======== Task material ========

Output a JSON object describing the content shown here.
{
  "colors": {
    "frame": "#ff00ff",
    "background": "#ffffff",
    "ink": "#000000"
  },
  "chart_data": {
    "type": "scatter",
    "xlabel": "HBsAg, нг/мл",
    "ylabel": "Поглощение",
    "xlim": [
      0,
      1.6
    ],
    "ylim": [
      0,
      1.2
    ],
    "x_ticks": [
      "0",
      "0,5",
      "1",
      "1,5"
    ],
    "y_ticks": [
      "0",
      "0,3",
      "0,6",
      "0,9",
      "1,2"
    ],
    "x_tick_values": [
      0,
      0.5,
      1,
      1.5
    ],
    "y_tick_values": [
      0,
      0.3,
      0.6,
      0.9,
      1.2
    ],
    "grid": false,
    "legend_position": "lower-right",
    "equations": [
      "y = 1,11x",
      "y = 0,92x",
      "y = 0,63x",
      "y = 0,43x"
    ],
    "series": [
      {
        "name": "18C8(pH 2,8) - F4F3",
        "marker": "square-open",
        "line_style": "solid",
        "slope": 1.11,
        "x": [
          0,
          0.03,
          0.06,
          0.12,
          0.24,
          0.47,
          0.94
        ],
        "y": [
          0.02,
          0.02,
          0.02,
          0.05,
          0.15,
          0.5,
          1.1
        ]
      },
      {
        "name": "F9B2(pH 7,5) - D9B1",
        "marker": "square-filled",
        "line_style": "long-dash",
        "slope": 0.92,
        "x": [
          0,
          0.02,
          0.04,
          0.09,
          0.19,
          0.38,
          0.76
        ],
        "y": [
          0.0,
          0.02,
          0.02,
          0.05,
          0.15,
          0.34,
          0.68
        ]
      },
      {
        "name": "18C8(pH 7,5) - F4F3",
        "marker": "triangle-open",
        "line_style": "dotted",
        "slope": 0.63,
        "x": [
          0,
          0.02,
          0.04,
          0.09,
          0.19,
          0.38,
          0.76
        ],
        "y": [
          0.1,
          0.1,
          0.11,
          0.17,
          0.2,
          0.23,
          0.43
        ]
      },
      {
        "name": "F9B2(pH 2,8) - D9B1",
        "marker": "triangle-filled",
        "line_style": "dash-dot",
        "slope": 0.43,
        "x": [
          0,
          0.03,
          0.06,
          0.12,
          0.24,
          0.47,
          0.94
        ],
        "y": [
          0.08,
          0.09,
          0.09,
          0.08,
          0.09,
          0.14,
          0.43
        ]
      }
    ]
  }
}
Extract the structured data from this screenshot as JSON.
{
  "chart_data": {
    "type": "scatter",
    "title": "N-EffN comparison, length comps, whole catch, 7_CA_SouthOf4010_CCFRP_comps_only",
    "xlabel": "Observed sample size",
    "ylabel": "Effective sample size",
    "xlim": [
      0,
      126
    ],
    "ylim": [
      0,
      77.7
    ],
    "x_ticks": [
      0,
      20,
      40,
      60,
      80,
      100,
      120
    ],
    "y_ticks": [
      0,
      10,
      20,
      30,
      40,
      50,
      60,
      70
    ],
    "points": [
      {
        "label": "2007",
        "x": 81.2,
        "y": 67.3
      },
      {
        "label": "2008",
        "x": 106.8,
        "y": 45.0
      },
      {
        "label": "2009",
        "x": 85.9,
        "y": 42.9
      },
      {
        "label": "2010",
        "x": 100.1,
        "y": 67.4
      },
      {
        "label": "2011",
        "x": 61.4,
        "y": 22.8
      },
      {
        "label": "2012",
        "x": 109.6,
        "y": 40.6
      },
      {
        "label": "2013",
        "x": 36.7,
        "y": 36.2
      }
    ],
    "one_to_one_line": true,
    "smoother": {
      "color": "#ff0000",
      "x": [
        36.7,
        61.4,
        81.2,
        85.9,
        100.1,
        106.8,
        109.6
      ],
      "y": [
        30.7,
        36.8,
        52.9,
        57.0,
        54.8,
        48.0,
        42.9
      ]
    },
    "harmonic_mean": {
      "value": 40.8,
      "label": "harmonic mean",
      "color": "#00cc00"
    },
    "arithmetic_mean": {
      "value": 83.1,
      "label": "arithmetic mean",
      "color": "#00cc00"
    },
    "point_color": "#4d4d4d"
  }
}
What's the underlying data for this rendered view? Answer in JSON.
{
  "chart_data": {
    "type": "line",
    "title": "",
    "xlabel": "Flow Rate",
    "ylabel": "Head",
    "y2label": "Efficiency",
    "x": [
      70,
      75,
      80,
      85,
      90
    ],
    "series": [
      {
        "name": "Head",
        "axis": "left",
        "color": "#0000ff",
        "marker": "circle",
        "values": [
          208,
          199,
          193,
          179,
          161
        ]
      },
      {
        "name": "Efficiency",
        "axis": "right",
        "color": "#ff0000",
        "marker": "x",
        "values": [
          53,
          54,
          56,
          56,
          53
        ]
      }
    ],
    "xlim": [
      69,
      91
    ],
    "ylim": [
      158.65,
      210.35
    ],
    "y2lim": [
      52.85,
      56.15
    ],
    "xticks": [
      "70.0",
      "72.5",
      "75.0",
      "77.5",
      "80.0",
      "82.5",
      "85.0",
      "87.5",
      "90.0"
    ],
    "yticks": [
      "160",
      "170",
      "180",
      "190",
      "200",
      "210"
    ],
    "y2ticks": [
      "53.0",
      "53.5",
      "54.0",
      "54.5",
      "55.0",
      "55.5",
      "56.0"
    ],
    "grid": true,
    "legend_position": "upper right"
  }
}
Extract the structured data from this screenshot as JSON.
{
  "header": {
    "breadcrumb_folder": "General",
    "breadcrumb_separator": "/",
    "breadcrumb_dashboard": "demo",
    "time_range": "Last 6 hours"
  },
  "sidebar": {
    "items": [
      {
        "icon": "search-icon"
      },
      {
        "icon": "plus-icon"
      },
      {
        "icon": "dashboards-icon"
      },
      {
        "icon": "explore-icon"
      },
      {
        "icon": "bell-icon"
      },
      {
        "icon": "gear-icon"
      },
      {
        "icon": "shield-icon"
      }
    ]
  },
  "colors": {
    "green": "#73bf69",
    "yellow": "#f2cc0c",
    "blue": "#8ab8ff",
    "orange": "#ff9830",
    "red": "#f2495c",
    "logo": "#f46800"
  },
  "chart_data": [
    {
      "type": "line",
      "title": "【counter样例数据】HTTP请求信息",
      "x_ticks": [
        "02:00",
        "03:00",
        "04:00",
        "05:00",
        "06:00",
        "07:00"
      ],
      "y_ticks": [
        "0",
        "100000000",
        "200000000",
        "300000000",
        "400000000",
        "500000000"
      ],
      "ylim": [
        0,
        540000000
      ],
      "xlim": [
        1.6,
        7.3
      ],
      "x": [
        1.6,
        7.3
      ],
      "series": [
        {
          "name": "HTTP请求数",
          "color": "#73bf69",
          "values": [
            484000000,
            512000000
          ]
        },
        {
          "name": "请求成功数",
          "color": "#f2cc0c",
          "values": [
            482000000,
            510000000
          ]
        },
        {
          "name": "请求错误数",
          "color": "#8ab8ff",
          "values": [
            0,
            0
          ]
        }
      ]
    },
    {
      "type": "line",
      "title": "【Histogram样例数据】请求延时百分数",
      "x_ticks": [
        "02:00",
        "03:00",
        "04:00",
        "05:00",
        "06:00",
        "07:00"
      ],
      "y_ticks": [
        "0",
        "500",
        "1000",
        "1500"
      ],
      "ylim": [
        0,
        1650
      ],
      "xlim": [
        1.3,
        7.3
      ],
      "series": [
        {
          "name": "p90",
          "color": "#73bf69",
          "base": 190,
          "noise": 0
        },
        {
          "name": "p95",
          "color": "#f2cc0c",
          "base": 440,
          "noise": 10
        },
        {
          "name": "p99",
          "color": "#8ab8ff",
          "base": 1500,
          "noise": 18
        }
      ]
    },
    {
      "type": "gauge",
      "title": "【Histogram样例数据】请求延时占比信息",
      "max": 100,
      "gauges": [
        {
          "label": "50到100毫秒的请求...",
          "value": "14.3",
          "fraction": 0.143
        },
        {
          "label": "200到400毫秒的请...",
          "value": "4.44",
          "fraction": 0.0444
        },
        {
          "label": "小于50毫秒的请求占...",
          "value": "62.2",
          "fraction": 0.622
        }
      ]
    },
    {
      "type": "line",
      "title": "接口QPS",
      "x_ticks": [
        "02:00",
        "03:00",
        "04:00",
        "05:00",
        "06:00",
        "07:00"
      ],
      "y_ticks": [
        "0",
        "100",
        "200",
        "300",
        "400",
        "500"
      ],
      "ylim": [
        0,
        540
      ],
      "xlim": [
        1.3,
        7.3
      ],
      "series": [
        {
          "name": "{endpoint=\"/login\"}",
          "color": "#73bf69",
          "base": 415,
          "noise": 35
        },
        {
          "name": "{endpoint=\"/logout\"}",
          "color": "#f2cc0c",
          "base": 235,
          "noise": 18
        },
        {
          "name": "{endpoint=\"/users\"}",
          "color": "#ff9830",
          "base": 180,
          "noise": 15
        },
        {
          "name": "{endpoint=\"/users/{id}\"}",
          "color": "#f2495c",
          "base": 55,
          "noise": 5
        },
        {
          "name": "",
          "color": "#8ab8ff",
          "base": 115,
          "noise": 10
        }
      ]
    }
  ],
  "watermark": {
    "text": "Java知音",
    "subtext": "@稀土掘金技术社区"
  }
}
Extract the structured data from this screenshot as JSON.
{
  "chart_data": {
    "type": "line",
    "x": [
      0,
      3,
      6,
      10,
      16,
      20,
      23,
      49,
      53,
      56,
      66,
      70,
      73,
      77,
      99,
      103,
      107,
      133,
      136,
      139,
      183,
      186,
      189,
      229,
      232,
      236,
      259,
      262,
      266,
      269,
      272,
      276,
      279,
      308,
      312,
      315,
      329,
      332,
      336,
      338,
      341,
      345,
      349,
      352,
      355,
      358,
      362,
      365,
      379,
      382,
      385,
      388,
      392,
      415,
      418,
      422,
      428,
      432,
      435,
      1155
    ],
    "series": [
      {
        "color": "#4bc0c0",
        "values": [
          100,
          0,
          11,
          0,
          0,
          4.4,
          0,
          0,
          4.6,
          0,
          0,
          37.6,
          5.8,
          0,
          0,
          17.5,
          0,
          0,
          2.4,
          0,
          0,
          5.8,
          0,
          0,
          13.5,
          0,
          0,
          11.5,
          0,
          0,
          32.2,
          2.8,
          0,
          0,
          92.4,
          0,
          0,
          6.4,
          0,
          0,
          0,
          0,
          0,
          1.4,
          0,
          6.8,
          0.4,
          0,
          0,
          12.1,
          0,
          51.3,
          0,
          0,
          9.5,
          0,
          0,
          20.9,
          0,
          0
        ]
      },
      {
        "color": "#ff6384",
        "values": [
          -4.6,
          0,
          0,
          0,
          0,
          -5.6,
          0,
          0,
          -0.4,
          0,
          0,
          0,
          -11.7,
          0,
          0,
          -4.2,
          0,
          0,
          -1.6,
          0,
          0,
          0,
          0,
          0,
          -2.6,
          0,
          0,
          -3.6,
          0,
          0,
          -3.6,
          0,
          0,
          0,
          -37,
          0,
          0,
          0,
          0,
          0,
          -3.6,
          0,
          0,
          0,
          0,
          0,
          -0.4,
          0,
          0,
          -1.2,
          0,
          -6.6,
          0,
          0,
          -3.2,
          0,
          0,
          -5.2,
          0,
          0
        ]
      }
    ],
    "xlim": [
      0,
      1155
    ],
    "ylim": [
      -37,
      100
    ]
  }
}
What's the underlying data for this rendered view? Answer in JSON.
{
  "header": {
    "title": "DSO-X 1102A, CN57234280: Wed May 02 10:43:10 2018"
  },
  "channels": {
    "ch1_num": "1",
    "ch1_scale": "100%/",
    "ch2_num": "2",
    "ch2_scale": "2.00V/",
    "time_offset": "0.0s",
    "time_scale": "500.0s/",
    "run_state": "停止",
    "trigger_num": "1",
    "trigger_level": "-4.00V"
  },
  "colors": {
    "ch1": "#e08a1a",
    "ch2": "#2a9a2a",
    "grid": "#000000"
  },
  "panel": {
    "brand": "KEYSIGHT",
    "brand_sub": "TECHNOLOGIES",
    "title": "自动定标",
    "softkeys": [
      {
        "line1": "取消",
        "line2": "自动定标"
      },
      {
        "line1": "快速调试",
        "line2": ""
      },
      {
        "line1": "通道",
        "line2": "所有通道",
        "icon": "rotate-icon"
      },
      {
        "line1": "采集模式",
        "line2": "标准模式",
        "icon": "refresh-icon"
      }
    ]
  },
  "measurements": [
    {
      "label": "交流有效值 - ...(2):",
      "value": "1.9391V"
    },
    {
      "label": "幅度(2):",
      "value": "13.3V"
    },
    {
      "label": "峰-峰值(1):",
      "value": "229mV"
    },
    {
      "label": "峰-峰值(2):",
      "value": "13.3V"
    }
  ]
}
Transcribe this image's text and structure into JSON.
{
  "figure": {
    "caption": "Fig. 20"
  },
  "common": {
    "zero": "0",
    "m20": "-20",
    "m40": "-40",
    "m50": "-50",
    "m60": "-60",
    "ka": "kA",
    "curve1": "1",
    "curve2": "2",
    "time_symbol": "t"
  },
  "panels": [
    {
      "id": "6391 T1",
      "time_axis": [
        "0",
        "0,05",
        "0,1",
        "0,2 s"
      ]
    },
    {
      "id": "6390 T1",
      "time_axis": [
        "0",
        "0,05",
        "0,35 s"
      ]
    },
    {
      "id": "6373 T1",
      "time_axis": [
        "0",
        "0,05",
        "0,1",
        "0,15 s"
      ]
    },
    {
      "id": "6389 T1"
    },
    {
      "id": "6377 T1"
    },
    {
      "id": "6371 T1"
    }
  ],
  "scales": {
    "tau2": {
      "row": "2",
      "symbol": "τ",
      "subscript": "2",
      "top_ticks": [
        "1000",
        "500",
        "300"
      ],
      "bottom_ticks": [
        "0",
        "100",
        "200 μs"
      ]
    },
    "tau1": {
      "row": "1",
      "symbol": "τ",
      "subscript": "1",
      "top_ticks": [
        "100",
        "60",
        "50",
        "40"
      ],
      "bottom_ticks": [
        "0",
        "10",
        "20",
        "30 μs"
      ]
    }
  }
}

========

## Work required:
List every line from the entries above in which "Histogram样例数据" appears.

## Result of the exercise:
      "title": "【Histogram样例数据】请求延时百分数",
      "title": "【Histogram样例数据】请求延时占比信息",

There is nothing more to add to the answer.